● The request
Wherever "Envelope" appears in a line, list that line.

● Supplied entries

>>>>>

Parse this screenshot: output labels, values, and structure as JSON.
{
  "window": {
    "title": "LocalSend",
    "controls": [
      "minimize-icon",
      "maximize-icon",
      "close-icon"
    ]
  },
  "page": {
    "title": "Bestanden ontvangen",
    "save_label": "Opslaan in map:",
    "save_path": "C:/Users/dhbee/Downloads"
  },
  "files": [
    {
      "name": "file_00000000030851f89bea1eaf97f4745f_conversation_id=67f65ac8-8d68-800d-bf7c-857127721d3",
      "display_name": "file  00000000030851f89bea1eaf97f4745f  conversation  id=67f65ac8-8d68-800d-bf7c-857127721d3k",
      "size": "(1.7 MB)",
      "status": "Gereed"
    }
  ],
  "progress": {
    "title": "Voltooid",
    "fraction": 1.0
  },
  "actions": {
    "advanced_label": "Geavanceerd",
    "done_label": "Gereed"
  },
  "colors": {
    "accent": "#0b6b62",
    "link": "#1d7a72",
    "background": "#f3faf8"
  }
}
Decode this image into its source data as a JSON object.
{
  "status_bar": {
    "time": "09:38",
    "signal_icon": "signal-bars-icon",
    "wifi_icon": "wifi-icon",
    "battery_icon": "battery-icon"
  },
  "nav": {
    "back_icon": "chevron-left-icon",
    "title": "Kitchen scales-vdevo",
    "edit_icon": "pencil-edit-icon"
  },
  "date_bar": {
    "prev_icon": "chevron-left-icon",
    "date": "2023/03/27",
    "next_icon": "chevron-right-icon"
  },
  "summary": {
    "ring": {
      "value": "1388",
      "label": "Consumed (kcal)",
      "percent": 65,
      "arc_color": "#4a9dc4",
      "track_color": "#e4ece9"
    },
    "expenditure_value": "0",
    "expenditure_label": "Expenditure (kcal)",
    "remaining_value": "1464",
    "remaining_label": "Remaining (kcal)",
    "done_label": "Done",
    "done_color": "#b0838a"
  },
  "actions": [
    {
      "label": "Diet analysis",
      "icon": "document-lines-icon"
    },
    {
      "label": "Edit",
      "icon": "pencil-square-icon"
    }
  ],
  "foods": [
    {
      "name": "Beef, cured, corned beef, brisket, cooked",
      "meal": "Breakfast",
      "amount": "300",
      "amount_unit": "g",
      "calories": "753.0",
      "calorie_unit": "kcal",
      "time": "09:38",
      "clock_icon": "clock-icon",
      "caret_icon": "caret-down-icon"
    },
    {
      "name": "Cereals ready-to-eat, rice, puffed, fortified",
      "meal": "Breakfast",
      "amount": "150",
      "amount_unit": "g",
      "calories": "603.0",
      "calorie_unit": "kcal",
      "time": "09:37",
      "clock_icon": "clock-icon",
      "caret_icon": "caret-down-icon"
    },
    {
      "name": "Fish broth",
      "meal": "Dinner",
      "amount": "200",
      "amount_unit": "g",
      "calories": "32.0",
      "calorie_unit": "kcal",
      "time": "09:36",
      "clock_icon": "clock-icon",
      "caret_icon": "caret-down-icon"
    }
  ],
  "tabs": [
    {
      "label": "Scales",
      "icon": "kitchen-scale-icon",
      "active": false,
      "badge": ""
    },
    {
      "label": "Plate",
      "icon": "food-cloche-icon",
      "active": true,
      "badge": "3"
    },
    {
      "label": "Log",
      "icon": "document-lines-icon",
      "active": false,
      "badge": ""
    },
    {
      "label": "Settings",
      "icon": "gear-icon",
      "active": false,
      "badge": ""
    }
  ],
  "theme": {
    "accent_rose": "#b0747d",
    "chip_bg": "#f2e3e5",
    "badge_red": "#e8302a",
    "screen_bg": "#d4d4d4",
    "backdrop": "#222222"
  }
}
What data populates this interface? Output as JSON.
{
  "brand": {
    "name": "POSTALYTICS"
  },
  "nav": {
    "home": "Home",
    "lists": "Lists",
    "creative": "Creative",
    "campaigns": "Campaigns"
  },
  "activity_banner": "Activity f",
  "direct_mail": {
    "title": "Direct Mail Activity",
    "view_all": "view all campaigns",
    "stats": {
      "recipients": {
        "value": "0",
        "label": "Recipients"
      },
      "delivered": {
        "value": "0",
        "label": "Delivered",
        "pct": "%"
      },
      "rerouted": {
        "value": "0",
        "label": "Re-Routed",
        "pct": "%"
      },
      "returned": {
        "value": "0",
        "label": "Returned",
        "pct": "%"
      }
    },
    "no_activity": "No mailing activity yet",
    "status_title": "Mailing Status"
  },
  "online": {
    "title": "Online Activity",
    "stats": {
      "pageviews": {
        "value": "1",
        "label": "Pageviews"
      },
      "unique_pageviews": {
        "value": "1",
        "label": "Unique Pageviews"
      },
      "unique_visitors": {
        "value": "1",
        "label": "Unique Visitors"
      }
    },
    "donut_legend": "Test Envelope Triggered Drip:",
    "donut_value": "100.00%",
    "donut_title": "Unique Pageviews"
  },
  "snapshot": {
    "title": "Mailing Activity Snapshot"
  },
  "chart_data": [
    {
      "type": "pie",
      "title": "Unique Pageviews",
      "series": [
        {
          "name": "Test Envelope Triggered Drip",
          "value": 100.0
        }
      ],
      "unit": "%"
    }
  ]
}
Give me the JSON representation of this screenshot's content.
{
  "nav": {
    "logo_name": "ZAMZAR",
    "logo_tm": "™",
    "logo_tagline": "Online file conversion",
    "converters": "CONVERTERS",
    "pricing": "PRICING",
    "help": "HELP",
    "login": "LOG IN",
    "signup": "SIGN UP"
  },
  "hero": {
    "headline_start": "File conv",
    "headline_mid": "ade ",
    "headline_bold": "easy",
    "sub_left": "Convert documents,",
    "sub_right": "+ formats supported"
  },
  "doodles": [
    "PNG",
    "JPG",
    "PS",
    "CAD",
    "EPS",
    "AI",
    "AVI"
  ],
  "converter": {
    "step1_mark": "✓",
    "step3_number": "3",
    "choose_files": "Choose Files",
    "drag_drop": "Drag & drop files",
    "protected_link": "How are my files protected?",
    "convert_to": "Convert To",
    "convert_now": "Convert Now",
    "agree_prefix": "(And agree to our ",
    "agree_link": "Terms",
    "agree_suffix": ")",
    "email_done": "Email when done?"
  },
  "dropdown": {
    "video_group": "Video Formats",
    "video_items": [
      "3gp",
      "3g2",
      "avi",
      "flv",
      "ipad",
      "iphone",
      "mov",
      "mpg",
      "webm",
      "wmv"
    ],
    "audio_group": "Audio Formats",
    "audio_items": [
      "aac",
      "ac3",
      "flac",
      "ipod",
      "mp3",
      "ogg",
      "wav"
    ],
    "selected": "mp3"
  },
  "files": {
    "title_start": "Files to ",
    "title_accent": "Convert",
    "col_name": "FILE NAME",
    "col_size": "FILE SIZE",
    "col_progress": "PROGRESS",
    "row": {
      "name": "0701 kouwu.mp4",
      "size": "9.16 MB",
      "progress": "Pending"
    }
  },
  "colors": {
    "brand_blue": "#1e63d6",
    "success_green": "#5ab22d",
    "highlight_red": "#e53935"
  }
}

<<<<<

● Task output
    "donut_legend": "Test Envelope Triggered Drip:",
          "name": "Test Envelope Triggered Drip",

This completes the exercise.